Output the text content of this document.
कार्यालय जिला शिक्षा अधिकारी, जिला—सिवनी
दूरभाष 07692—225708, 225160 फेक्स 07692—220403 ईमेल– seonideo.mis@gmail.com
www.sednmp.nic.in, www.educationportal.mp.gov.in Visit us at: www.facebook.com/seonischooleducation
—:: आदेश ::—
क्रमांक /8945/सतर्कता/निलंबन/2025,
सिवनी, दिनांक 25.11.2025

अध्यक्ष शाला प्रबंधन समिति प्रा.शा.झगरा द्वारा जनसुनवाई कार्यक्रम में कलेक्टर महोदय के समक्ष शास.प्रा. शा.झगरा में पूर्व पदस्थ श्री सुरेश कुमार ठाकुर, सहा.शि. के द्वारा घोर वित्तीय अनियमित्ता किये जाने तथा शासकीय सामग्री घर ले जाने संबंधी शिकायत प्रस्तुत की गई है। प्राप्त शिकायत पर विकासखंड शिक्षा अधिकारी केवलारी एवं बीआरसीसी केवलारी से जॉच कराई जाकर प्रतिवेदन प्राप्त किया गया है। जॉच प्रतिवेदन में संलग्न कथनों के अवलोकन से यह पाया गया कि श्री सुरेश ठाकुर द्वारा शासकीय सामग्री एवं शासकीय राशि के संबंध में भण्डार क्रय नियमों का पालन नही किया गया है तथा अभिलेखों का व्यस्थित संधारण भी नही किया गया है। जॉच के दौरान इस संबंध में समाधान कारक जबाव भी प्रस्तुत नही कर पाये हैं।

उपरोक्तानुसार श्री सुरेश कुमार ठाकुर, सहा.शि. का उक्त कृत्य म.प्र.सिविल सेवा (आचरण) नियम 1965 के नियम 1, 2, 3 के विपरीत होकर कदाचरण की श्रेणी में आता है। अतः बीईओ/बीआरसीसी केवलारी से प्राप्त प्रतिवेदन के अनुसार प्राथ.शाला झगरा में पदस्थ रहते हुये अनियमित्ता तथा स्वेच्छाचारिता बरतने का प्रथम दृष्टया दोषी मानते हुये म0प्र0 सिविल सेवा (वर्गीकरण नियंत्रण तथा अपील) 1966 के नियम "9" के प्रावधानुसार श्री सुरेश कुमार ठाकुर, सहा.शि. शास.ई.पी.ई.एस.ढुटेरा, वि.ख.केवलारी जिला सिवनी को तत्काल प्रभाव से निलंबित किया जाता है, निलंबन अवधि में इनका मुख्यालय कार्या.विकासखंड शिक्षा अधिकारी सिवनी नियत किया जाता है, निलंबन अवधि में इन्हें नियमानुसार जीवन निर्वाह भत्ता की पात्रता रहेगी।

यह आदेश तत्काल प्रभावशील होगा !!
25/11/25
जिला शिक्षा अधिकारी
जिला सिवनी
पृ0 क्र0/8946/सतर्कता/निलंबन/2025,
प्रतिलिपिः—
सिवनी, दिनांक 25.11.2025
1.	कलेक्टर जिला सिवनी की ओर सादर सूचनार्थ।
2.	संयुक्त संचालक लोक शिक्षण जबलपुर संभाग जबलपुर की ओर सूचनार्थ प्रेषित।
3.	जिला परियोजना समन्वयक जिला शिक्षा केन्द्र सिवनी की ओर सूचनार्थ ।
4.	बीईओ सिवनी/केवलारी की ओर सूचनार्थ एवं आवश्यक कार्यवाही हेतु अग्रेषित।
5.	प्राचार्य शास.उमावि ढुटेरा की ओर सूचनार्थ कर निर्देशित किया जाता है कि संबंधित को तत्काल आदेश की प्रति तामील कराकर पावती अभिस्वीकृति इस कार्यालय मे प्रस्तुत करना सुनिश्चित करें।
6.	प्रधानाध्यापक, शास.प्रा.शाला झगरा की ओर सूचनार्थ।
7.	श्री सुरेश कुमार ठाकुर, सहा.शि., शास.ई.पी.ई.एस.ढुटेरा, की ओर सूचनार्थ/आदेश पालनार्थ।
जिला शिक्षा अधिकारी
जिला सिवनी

• What is being asked:
Write the entire listing out again, word for word.

• The completed task:
Output the text content of this document.
कार्यालय जिला शिक्षा अधिकारी, जिला—सिवनी
दूरभाष 07692—225708, 225160 फेक्स 07692—220403 ईमेल– seonideo.mis@gmail.com
www.sednmp.nic.in, www.educationportal.mp.gov.in Visit us at: www.facebook.com/seonischooleducation
—:: आदेश ::—
क्रमांक /8945/सतर्कता/निलंबन/2025,
सिवनी, दिनांक 25.11.2025

अध्यक्ष शाला प्रबंधन समिति प्रा.शा.झगरा द्वारा जनसुनवाई कार्यक्रम में कलेक्टर महोदय के समक्ष शास.प्रा. शा.झगरा में पूर्व पदस्थ श्री सुरेश कुमार ठाकुर, सहा.शि. के द्वारा घोर वित्तीय अनियमित्ता किये जाने तथा शासकीय सामग्री घर ले जाने संबंधी शिकायत प्रस्तुत की गई है। प्राप्त शिकायत पर विकासखंड शिक्षा अधिकारी केवलारी एवं बीआरसीसी केवलारी से जॉच कराई जाकर प्रतिवेदन प्राप्त किया गया है। जॉच प्रतिवेदन में संलग्न कथनों के अवलोकन से यह पाया गया कि श्री सुरेश ठाकुर द्वारा शासकीय सामग्री एवं शासकीय राशि के संबंध में भण्डार क्रय नियमों का पालन नही किया गया है तथा अभिलेखों का व्यस्थित संधारण भी नही किया गया है। जॉच के दौरान इस संबंध में समाधान कारक जबाव भी प्रस्तुत नही कर पाये हैं।

उपरोक्तानुसार श्री सुरेश कुमार ठाकुर, सहा.शि. का उक्त कृत्य म.प्र.सिविल सेवा (आचरण) नियम 1965 के नियम 1, 2, 3 के विपरीत होकर कदाचरण की श्रेणी में आता है। अतः बीईओ/बीआरसीसी केवलारी से प्राप्त प्रतिवेदन के अनुसार प्राथ.शाला झगरा में पदस्थ रहते हुये अनियमित्ता तथा स्वेच्छाचारिता बरतने का प्रथम दृष्टया दोषी मानते हुये म0प्र0 सिविल सेवा (वर्गीकरण नियंत्रण तथा अपील) 1966 के नियम "9" के प्रावधानुसार श्री सुरेश कुमार ठाकुर, सहा.शि. शास.ई.पी.ई.एस.ढुटेरा, वि.ख.केवलारी जिला सिवनी को तत्काल प्रभाव से निलंबित किया जाता है, निलंबन अवधि में इनका मुख्यालय कार्या.विकासखंड शिक्षा अधिकारी सिवनी नियत किया जाता है, निलंबन अवधि में इन्हें नियमानुसार जीवन निर्वाह भत्ता की पात्रता रहेगी।

यह आदेश तत्काल प्रभावशील होगा !!
25/11/25
जिला शिक्षा अधिकारी
जिला सिवनी
पृ0 क्र0/8946/सतर्कता/निलंबन/2025,
प्रतिलिपिः—
सिवनी, दिनांक 25.11.2025
1.	कलेक्टर जिला सिवनी की ओर सादर सूचनार्थ।
2.	संयुक्त संचालक लोक शिक्षण जबलपुर संभाग जबलपुर की ओर सूचनार्थ प्रेषित।
3.	जिला परियोजना समन्वयक जिला शिक्षा केन्द्र सिवनी की ओर सूचनार्थ ।
4.	बीईओ सिवनी/केवलारी की ओर सूचनार्थ एवं आवश्यक कार्यवाही हेतु अग्रेषित।
5.	प्राचार्य शास.उमावि ढुटेरा की ओर सूचनार्थ कर निर्देशित किया जाता है कि संबंधित को तत्काल आदेश की प्रति तामील कराकर पावती अभिस्वीकृति इस कार्यालय मे प्रस्तुत करना सुनिश्चित करें।
6.	प्रधानाध्यापक, शास.प्रा.शाला झगरा की ओर सूचनार्थ।
7.	श्री सुरेश कुमार ठाकुर, सहा.शि., शास.ई.पी.ई.एस.ढुटेरा, की ओर सूचनार्थ/आदेश पालनार्थ।
जिला शिक्षा अधिकारी
जिला सिवनी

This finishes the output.